WHAT YOU NEED TO DO: Would you copy out the whole listing exactly as given?

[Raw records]
========

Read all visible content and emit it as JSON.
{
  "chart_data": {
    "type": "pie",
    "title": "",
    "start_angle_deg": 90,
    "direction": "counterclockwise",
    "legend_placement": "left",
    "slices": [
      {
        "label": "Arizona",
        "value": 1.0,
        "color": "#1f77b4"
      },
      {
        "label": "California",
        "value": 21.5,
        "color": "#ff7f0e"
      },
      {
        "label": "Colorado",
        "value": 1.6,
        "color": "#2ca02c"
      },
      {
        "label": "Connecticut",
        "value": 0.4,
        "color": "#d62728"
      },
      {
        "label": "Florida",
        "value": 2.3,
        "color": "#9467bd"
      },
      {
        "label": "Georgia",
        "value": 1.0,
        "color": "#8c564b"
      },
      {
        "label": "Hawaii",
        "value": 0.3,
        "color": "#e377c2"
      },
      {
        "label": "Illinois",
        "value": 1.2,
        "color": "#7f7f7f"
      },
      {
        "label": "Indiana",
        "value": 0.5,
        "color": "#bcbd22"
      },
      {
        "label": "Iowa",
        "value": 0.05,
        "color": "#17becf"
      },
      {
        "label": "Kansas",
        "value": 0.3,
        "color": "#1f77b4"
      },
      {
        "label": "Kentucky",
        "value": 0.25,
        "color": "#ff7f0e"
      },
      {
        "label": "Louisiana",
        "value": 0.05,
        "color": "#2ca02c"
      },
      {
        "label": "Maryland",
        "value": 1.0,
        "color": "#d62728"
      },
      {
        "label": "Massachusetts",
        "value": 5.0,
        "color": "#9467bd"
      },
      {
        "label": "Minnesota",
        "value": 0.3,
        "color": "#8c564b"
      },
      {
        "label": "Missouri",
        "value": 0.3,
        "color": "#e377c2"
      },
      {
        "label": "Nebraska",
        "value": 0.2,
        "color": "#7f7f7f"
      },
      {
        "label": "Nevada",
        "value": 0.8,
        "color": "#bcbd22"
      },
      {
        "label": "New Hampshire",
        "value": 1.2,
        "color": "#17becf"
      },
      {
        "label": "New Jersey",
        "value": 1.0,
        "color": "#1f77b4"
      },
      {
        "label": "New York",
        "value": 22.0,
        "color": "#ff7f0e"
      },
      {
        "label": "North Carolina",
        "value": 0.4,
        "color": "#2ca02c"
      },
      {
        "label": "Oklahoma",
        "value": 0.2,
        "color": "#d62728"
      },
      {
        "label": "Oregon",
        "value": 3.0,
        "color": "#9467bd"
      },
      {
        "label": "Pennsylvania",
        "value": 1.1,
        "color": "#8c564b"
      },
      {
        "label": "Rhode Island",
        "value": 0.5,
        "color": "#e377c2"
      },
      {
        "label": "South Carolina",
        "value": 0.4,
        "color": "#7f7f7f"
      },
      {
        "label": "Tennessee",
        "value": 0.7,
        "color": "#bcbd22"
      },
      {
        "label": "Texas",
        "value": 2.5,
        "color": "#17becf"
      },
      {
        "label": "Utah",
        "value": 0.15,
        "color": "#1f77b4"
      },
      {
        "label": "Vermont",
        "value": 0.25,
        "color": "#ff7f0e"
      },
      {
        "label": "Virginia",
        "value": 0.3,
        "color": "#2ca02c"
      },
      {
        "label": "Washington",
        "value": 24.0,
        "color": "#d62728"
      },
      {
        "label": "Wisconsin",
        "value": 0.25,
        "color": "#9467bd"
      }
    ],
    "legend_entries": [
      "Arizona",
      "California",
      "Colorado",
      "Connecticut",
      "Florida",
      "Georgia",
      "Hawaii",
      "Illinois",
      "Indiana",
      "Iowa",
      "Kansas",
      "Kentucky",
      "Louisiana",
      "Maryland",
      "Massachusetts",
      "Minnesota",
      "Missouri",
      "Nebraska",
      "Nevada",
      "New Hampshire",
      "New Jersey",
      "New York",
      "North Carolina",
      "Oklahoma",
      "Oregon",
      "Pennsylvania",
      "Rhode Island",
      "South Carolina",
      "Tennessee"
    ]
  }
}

========

RESULT:
Read all visible content and emit it as JSON.
{
  "chart_data": {
    "type": "pie",
    "title": "",
    "start_angle_deg": 90,
    "direction": "counterclockwise",
    "legend_placement": "left",
    "slices": [
      {
        "label": "Arizona",
        "value": 1.0,
        "color": "#1f77b4"
      },
      {
        "label": "California",
        "value": 21.5,
        "color": "#ff7f0e"
      },
      {
        "label": "Colorado",
        "value": 1.6,
        "color": "#2ca02c"
      },
      {
        "label": "Connecticut",
        "value": 0.4,
        "color": "#d62728"
      },
      {
        "label": "Florida",
        "value": 2.3,
        "color": "#9467bd"
      },
      {
        "label": "Georgia",
        "value": 1.0,
        "color": "#8c564b"
      },
      {
        "label": "Hawaii",
        "value": 0.3,
        "color": "#e377c2"
      },
      {
        "label": "Illinois",
        "value": 1.2,
        "color": "#7f7f7f"
      },
      {
        "label": "Indiana",
        "value": 0.5,
        "color": "#bcbd22"
      },
      {
        "label": "Iowa",
        "value": 0.05,
        "color": "#17becf"
      },
      {
        "label": "Kansas",
        "value": 0.3,
        "color": "#1f77b4"
      },
      {
        "label": "Kentucky",
        "value": 0.25,
        "color": "#ff7f0e"
      },
      {
        "label": "Louisiana",
        "value": 0.05,
        "color": "#2ca02c"
      },
      {
        "label": "Maryland",
        "value": 1.0,
        "color": "#d62728"
      },
      {
        "label": "Massachusetts",
        "value": 5.0,
        "color": "#9467bd"
      },
      {
        "label": "Minnesota",
        "value": 0.3,
        "color": "#8c564b"
      },
      {
        "label": "Missouri",
        "value": 0.3,
        "color": "#e377c2"
      },
      {
        "label": "Nebraska",
        "value": 0.2,
        "color": "#7f7f7f"
      },
      {
        "label": "Nevada",
        "value": 0.8,
        "color": "#bcbd22"
      },
      {
        "label": "New Hampshire",
        "value": 1.2,
        "color": "#17becf"
      },
      {
        "label": "New Jersey",
        "value": 1.0,
        "color": "#1f77b4"
      },
      {
        "label": "New York",
        "value": 22.0,
        "color": "#ff7f0e"
      },
      {
        "label": "North Carolina",
        "value": 0.4,
        "color": "#2ca02c"
      },
      {
        "label": "Oklahoma",
        "value": 0.2,
        "color": "#d62728"
      },
      {
        "label": "Oregon",
        "value": 3.0,
        "color": "#9467bd"
      },
      {
        "label": "Pennsylvania",
        "value": 1.1,
        "color": "#8c564b"
      },
      {
        "label": "Rhode Island",
        "value": 0.5,
        "color": "#e377c2"
      },
      {
        "label": "South Carolina",
        "value": 0.4,
        "color": "#7f7f7f"
      },
      {
        "label": "Tennessee",
        "value": 0.7,
        "color": "#bcbd22"
      },
      {
        "label": "Texas",
        "value": 2.5,
        "color": "#17becf"
      },
      {
        "label": "Utah",
        "value": 0.15,
        "color": "#1f77b4"
      },
      {
        "label": "Vermont",
        "value": 0.25,
        "color": "#ff7f0e"
      },
      {
        "label": "Virginia",
        "value": 0.3,
        "color": "#2ca02c"
      },
      {
        "label": "Washington",
        "value": 24.0,
        "color": "#d62728"
      },
      {
        "label": "Wisconsin",
        "value": 0.25,
        "color": "#9467bd"
      }
    ],
    "legend_entries": [
      "Arizona",
      "California",
      "Colorado",
      "Connecticut",
      "Florida",
      "Georgia",
      "Hawaii",
      "Illinois",
      "Indiana",
      "Iowa",
      "Kansas",
      "Kentucky",
      "Louisiana",
      "Maryland",
      "Massachusetts",
      "Minnesota",
      "Missouri",
      "Nebraska",
      "Nevada",
      "New Hampshire",
      "New Jersey",
      "New York",
      "North Carolina",
      "Oklahoma",
      "Oregon",
      "Pennsylvania",
      "Rhode Island",
      "South Carolina",
      "Tennessee"
    ]
  }
}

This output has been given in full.